# Information supplied:
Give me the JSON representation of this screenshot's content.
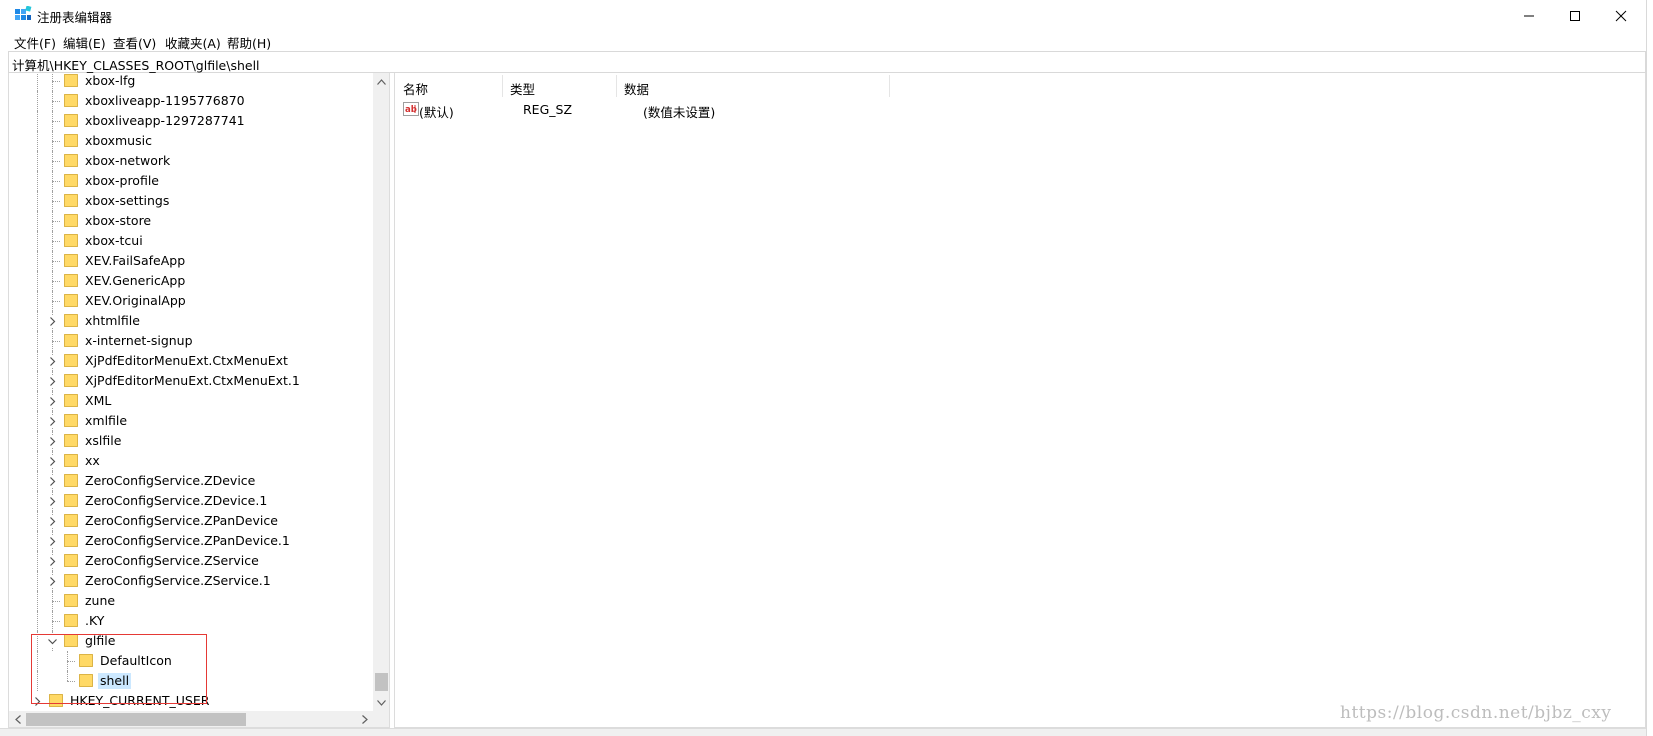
{
  "window": {
    "title": "注册表编辑器"
  },
  "menu": [
    {
      "label": "文件(F)",
      "name": "menu-file"
    },
    {
      "label": "编辑(E)",
      "name": "menu-edit"
    },
    {
      "label": "查看(V)",
      "name": "menu-view"
    },
    {
      "label": "收藏夹(A)",
      "name": "menu-favorites"
    },
    {
      "label": "帮助(H)",
      "name": "menu-help"
    }
  ],
  "address": "计算机\\HKEY_CLASSES_ROOT\\glfile\\shell",
  "tree": [
    {
      "label": "xbox-lfg",
      "level": 1,
      "expander": "none",
      "expanded": false,
      "selected": false
    },
    {
      "label": "xboxliveapp-1195776870",
      "level": 1,
      "expander": "none",
      "expanded": false,
      "selected": false
    },
    {
      "label": "xboxliveapp-1297287741",
      "level": 1,
      "expander": "none",
      "expanded": false,
      "selected": false
    },
    {
      "label": "xboxmusic",
      "level": 1,
      "expander": "none",
      "expanded": false,
      "selected": false
    },
    {
      "label": "xbox-network",
      "level": 1,
      "expander": "none",
      "expanded": false,
      "selected": false
    },
    {
      "label": "xbox-profile",
      "level": 1,
      "expander": "none",
      "expanded": false,
      "selected": false
    },
    {
      "label": "xbox-settings",
      "level": 1,
      "expander": "none",
      "expanded": false,
      "selected": false
    },
    {
      "label": "xbox-store",
      "level": 1,
      "expander": "none",
      "expanded": false,
      "selected": false
    },
    {
      "label": "xbox-tcui",
      "level": 1,
      "expander": "none",
      "expanded": false,
      "selected": false
    },
    {
      "label": "XEV.FailSafeApp",
      "level": 1,
      "expander": "none",
      "expanded": false,
      "selected": false
    },
    {
      "label": "XEV.GenericApp",
      "level": 1,
      "expander": "none",
      "expanded": false,
      "selected": false
    },
    {
      "label": "XEV.OriginalApp",
      "level": 1,
      "expander": "none",
      "expanded": false,
      "selected": false
    },
    {
      "label": "xhtmlfile",
      "level": 1,
      "expander": "collapsed",
      "expanded": false,
      "selected": false
    },
    {
      "label": "x-internet-signup",
      "level": 1,
      "expander": "none",
      "expanded": false,
      "selected": false
    },
    {
      "label": "XjPdfEditorMenuExt.CtxMenuExt",
      "level": 1,
      "expander": "collapsed",
      "expanded": false,
      "selected": false
    },
    {
      "label": "XjPdfEditorMenuExt.CtxMenuExt.1",
      "level": 1,
      "expander": "collapsed",
      "expanded": false,
      "selected": false
    },
    {
      "label": "XML",
      "level": 1,
      "expander": "collapsed",
      "expanded": false,
      "selected": false
    },
    {
      "label": "xmlfile",
      "level": 1,
      "expander": "collapsed",
      "expanded": false,
      "selected": false
    },
    {
      "label": "xslfile",
      "level": 1,
      "expander": "collapsed",
      "expanded": false,
      "selected": false
    },
    {
      "label": "xx",
      "level": 1,
      "expander": "collapsed",
      "expanded": false,
      "selected": false
    },
    {
      "label": "ZeroConfigService.ZDevice",
      "level": 1,
      "expander": "collapsed",
      "expanded": false,
      "selected": false
    },
    {
      "label": "ZeroConfigService.ZDevice.1",
      "level": 1,
      "expander": "collapsed",
      "expanded": false,
      "selected": false
    },
    {
      "label": "ZeroConfigService.ZPanDevice",
      "level": 1,
      "expander": "collapsed",
      "expanded": false,
      "selected": false
    },
    {
      "label": "ZeroConfigService.ZPanDevice.1",
      "level": 1,
      "expander": "collapsed",
      "expanded": false,
      "selected": false
    },
    {
      "label": "ZeroConfigService.ZService",
      "level": 1,
      "expander": "collapsed",
      "expanded": false,
      "selected": false
    },
    {
      "label": "ZeroConfigService.ZService.1",
      "level": 1,
      "expander": "collapsed",
      "expanded": false,
      "selected": false
    },
    {
      "label": "zune",
      "level": 1,
      "expander": "none",
      "expanded": false,
      "selected": false
    },
    {
      "label": ".KY",
      "level": 1,
      "expander": "none",
      "expanded": false,
      "selected": false
    },
    {
      "label": "glfile",
      "level": 1,
      "expander": "expanded",
      "expanded": true,
      "selected": false
    },
    {
      "label": "DefaultIcon",
      "level": 2,
      "expander": "none",
      "expanded": false,
      "selected": false
    },
    {
      "label": "shell",
      "level": 2,
      "expander": "none",
      "expanded": false,
      "selected": true
    },
    {
      "label": "HKEY_CURRENT_USER",
      "level": 0,
      "expander": "collapsed",
      "expanded": false,
      "selected": false
    }
  ],
  "list": {
    "columns": [
      "名称",
      "类型",
      "数据"
    ],
    "rows": [
      {
        "name": "(默认)",
        "type": "REG_SZ",
        "data": "(数值未设置)",
        "icon": "string-value-icon"
      }
    ]
  },
  "watermark": "https://blog.csdn.net/bjbz_cxy",
  "colors": {
    "selection": "#cce8ff",
    "annotation_box": "#e53935",
    "folder": "#ffd966"
  }
}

# Objective:
Copy all the lines of data exactly as they appear, dropping any images.

# Answer to the exercise:
Give me the JSON representation of this screenshot's content.
{
  "window": {
    "title": "注册表编辑器"
  },
  "menu": [
    {
      "label": "文件(F)",
      "name": "menu-file"
    },
    {
      "label": "编辑(E)",
      "name": "menu-edit"
    },
    {
      "label": "查看(V)",
      "name": "menu-view"
    },
    {
      "label": "收藏夹(A)",
      "name": "menu-favorites"
    },
    {
      "label": "帮助(H)",
      "name": "menu-help"
    }
  ],
  "address": "计算机\\HKEY_CLASSES_ROOT\\glfile\\shell",
  "tree": [
    {
      "label": "xbox-lfg",
      "level": 1,
      "expander": "none",
      "expanded": false,
      "selected": false
    },
    {
      "label": "xboxliveapp-1195776870",
      "level": 1,
      "expander": "none",
      "expanded": false,
      "selected": false
    },
    {
      "label": "xboxliveapp-1297287741",
      "level": 1,
      "expander": "none",
      "expanded": false,
      "selected": false
    },
    {
      "label": "xboxmusic",
      "level": 1,
      "expander": "none",
      "expanded": false,
      "selected": false
    },
    {
      "label": "xbox-network",
      "level": 1,
      "expander": "none",
      "expanded": false,
      "selected": false
    },
    {
      "label": "xbox-profile",
      "level": 1,
      "expander": "none",
      "expanded": false,
      "selected": false
    },
    {
      "label": "xbox-settings",
      "level": 1,
      "expander": "none",
      "expanded": false,
      "selected": false
    },
    {
      "label": "xbox-store",
      "level": 1,
      "expander": "none",
      "expanded": false,
      "selected": false
    },
    {
      "label": "xbox-tcui",
      "level": 1,
      "expander": "none",
      "expanded": false,
      "selected": false
    },
    {
      "label": "XEV.FailSafeApp",
      "level": 1,
      "expander": "none",
      "expanded": false,
      "selected": false
    },
    {
      "label": "XEV.GenericApp",
      "level": 1,
      "expander": "none",
      "expanded": false,
      "selected": false
    },
    {
      "label": "XEV.OriginalApp",
      "level": 1,
      "expander": "none",
      "expanded": false,
      "selected": false
    },
    {
      "label": "xhtmlfile",
      "level": 1,
      "expander": "collapsed",
      "expanded": false,
      "selected": false
    },
    {
      "label": "x-internet-signup",
      "level": 1,
      "expander": "none",
      "expanded": false,
      "selected": false
    },
    {
      "label": "XjPdfEditorMenuExt.CtxMenuExt",
      "level": 1,
      "expander": "collapsed",
      "expanded": false,
      "selected": false
    },
    {
      "label": "XjPdfEditorMenuExt.CtxMenuExt.1",
      "level": 1,
      "expander": "collapsed",
      "expanded": false,
      "selected": false
    },
    {
      "label": "XML",
      "level": 1,
      "expander": "collapsed",
      "expanded": false,
      "selected": false
    },
    {
      "label": "xmlfile",
      "level": 1,
      "expander": "collapsed",
      "expanded": false,
      "selected": false
    },
    {
      "label": "xslfile",
      "level": 1,
      "expander": "collapsed",
      "expanded": false,
      "selected": false
    },
    {
      "label": "xx",
      "level": 1,
      "expander": "collapsed",
      "expanded": false,
      "selected": false
    },
    {
      "label": "ZeroConfigService.ZDevice",
      "level": 1,
      "expander": "collapsed",
      "expanded": false,
      "selected": false
    },
    {
      "label": "ZeroConfigService.ZDevice.1",
      "level": 1,
      "expander": "collapsed",
      "expanded": false,
      "selected": false
    },
    {
      "label": "ZeroConfigService.ZPanDevice",
      "level": 1,
      "expander": "collapsed",
      "expanded": false,
      "selected": false
    },
    {
      "label": "ZeroConfigService.ZPanDevice.1",
      "level": 1,
      "expander": "collapsed",
      "expanded": false,
      "selected": false
    },
    {
      "label": "ZeroConfigService.ZService",
      "level": 1,
      "expander": "collapsed",
      "expanded": false,
      "selected": false
    },
    {
      "label": "ZeroConfigService.ZService.1",
      "level": 1,
      "expander": "collapsed",
      "expanded": false,
      "selected": false
    },
    {
      "label": "zune",
      "level": 1,
      "expander": "none",
      "expanded": false,
      "selected": false
    },
    {
      "label": ".KY",
      "level": 1,
      "expander": "none",
      "expanded": false,
      "selected": false
    },
    {
      "label": "glfile",
      "level": 1,
      "expander": "expanded",
      "expanded": true,
      "selected": false
    },
    {
      "label": "DefaultIcon",
      "level": 2,
      "expander": "none",
      "expanded": false,
      "selected": false
    },
    {
      "label": "shell",
      "level": 2,
      "expander": "none",
      "expanded": false,
      "selected": true
    },
    {
      "label": "HKEY_CURRENT_USER",
      "level": 0,
      "expander": "collapsed",
      "expanded": false,
      "selected": false
    }
  ],
  "list": {
    "columns": [
      "名称",
      "类型",
      "数据"
    ],
    "rows": [
      {
        "name": "(默认)",
        "type": "REG_SZ",
        "data": "(数值未设置)",
        "icon": "string-value-icon"
      }
    ]
  },
  "watermark": "https://blog.csdn.net/bjbz_cxy",
  "colors": {
    "selection": "#cce8ff",
    "annotation_box": "#e53935",
    "folder": "#ffd966"
  }
}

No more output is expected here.